- INPUT DATA:
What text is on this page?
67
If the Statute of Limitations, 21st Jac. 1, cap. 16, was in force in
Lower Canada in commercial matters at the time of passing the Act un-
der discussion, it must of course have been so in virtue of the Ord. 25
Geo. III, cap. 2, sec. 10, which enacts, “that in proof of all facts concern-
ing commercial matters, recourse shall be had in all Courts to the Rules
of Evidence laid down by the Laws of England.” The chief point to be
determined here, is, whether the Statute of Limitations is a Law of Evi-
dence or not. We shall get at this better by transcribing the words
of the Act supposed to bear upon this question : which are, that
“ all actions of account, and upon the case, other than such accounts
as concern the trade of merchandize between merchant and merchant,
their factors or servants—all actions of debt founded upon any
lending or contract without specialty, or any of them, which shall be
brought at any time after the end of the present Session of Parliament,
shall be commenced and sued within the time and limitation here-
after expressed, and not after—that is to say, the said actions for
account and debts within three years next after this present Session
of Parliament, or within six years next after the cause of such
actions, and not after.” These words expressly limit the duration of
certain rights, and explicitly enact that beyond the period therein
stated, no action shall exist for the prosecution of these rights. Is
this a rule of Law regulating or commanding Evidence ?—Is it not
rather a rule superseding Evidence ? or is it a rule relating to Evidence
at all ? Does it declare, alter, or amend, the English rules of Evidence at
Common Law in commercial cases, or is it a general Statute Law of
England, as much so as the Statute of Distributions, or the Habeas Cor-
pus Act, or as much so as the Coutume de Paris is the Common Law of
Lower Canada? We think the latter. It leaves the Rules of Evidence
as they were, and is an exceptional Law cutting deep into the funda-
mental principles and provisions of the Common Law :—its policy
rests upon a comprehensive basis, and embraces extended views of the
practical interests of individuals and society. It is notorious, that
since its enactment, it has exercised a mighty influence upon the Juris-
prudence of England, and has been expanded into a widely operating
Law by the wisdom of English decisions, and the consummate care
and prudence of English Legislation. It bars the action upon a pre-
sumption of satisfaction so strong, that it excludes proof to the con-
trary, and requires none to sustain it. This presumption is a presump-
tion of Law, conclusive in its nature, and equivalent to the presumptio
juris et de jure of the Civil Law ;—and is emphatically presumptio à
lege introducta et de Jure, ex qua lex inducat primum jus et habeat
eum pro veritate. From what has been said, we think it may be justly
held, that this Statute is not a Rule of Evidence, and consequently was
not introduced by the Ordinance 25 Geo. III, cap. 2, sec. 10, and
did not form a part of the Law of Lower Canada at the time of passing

- PROBLEM DETAILS:
Using the data above, output each line exactly.

- EXERCISE RESPONSE:
What text is on this page?
67
If the Statute of Limitations, 21st Jac. 1, cap. 16, was in force in
Lower Canada in commercial matters at the time of passing the Act un-
der discussion, it must of course have been so in virtue of the Ord. 25
Geo. III, cap. 2, sec. 10, which enacts, “that in proof of all facts concern-
ing commercial matters, recourse shall be had in all Courts to the Rules
of Evidence laid down by the Laws of England.” The chief point to be
determined here, is, whether the Statute of Limitations is a Law of Evi-
dence or not. We shall get at this better by transcribing the words
of the Act supposed to bear upon this question : which are, that
“ all actions of account, and upon the case, other than such accounts
as concern the trade of merchandize between merchant and merchant,
their factors or servants—all actions of debt founded upon any
lending or contract without specialty, or any of them, which shall be
brought at any time after the end of the present Session of Parliament,
shall be commenced and sued within the time and limitation here-
after expressed, and not after—that is to say, the said actions for
account and debts within three years next after this present Session
of Parliament, or within six years next after the cause of such
actions, and not after.” These words expressly limit the duration of
certain rights, and explicitly enact that beyond the period therein
stated, no action shall exist for the prosecution of these rights. Is
this a rule of Law regulating or commanding Evidence ?—Is it not
rather a rule superseding Evidence ? or is it a rule relating to Evidence
at all ? Does it declare, alter, or amend, the English rules of Evidence at
Common Law in commercial cases, or is it a general Statute Law of
England, as much so as the Statute of Distributions, or the Habeas Cor-
pus Act, or as much so as the Coutume de Paris is the Common Law of
Lower Canada? We think the latter. It leaves the Rules of Evidence
as they were, and is an exceptional Law cutting deep into the funda-
mental principles and provisions of the Common Law :—its policy
rests upon a comprehensive basis, and embraces extended views of the
practical interests of individuals and society. It is notorious, that
since its enactment, it has exercised a mighty influence upon the Juris-
prudence of England, and has been expanded into a widely operating
Law by the wisdom of English decisions, and the consummate care
and prudence of English Legislation. It bars the action upon a pre-
sumption of satisfaction so strong, that it excludes proof to the con-
trary, and requires none to sustain it. This presumption is a presump-
tion of Law, conclusive in its nature, and equivalent to the presumptio
juris et de jure of the Civil Law ;—and is emphatically presumptio à
lege introducta et de Jure, ex qua lex inducat primum jus et habeat
eum pro veritate. From what has been said, we think it may be justly
held, that this Statute is not a Rule of Evidence, and consequently was
not introduced by the Ordinance 25 Geo. III, cap. 2, sec. 10, and
did not form a part of the Law of Lower Canada at the time of passing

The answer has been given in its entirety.